___ Data supplied

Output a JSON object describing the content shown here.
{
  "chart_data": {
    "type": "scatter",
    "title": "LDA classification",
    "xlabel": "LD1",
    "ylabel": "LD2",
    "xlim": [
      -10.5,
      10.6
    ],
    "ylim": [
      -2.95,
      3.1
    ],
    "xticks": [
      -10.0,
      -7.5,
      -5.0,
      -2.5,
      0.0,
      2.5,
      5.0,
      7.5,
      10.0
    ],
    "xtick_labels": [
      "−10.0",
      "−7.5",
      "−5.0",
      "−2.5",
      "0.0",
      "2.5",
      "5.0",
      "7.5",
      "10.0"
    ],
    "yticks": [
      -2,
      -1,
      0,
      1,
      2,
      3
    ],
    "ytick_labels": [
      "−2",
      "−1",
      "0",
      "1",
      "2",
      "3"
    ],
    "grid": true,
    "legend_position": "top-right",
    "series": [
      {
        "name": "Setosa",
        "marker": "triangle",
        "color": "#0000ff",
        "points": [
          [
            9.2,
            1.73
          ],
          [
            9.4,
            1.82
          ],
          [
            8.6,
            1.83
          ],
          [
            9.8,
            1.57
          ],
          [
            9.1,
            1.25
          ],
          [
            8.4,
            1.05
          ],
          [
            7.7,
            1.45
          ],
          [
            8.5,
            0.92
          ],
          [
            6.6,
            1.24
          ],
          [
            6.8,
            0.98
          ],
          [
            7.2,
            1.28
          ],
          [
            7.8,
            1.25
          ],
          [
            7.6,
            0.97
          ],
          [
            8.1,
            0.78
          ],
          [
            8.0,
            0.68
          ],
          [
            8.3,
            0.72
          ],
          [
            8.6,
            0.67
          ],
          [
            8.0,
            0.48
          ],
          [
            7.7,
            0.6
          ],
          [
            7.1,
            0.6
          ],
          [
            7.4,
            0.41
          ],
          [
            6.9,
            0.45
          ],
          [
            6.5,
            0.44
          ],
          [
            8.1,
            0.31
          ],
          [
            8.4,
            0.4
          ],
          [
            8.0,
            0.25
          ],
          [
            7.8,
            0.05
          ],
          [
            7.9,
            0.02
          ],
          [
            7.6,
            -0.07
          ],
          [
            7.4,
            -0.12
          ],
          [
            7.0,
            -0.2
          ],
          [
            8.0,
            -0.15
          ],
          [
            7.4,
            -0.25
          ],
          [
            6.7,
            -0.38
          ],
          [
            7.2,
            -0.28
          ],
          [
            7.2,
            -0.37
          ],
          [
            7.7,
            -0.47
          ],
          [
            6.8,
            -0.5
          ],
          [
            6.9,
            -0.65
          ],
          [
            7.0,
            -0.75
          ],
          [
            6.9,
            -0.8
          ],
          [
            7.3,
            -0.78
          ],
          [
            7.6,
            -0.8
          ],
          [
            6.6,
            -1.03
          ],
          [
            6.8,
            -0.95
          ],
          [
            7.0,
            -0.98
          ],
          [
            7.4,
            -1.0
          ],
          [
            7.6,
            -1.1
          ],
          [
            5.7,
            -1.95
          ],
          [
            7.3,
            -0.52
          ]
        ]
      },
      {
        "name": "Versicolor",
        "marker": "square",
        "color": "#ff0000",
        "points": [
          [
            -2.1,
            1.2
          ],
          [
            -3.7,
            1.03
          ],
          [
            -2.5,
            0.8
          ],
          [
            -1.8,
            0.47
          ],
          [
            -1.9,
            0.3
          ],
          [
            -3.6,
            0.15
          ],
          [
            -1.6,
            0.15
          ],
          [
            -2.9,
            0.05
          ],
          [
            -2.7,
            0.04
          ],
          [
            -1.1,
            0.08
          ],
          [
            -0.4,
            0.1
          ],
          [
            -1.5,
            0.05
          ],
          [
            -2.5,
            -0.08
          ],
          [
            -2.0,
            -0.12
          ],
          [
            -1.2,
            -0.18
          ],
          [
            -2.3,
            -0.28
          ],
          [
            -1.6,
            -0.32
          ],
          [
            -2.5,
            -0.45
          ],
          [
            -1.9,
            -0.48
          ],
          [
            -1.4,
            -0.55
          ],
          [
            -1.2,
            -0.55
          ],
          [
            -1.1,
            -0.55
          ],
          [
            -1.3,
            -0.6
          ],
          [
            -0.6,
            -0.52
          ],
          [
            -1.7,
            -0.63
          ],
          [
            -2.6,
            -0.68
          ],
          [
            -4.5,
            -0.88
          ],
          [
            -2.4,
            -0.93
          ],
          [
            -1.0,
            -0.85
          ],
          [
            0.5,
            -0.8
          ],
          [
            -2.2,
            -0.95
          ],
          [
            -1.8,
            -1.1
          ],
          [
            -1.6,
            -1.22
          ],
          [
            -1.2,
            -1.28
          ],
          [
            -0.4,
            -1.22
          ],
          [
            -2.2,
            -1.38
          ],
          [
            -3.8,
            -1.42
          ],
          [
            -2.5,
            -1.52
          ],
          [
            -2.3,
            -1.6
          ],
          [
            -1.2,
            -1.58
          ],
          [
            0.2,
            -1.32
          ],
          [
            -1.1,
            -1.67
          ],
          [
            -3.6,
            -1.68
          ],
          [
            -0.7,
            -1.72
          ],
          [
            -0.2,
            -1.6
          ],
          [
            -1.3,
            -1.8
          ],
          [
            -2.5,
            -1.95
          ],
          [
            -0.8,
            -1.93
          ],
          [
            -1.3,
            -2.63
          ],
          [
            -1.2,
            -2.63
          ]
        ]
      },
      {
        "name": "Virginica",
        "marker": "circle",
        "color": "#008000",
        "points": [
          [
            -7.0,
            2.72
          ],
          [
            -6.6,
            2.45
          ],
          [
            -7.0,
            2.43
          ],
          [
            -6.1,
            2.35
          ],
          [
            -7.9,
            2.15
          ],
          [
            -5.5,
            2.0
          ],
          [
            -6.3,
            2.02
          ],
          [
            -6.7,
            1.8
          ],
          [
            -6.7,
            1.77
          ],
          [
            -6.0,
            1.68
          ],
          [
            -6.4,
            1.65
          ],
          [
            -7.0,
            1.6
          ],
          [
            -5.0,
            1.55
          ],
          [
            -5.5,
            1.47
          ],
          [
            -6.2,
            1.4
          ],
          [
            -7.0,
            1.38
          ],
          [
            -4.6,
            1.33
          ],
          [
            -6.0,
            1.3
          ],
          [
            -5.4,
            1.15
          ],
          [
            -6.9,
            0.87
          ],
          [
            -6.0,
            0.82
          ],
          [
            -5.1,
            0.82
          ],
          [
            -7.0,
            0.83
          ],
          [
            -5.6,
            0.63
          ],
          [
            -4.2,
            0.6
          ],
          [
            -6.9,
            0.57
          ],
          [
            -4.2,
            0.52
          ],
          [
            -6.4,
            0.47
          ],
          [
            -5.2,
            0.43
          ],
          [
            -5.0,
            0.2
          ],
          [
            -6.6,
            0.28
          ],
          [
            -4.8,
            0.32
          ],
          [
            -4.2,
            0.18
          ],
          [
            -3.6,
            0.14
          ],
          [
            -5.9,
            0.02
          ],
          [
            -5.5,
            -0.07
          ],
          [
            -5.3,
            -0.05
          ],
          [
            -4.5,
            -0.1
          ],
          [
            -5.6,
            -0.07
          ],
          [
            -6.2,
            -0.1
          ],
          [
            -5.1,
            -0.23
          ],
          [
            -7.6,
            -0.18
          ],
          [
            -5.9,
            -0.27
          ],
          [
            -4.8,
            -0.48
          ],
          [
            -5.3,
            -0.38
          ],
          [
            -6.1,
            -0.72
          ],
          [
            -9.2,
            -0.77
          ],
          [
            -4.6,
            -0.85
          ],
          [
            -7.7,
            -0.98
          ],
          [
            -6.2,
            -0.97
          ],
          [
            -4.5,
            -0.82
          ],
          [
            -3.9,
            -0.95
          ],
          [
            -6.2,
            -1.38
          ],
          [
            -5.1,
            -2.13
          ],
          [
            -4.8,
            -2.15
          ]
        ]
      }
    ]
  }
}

______

_Stated problem_: List each line in the listing that contains the string "marker".

_Result of this task_:
        "marker": "triangle",
        "marker": "square",
        "marker": "circle",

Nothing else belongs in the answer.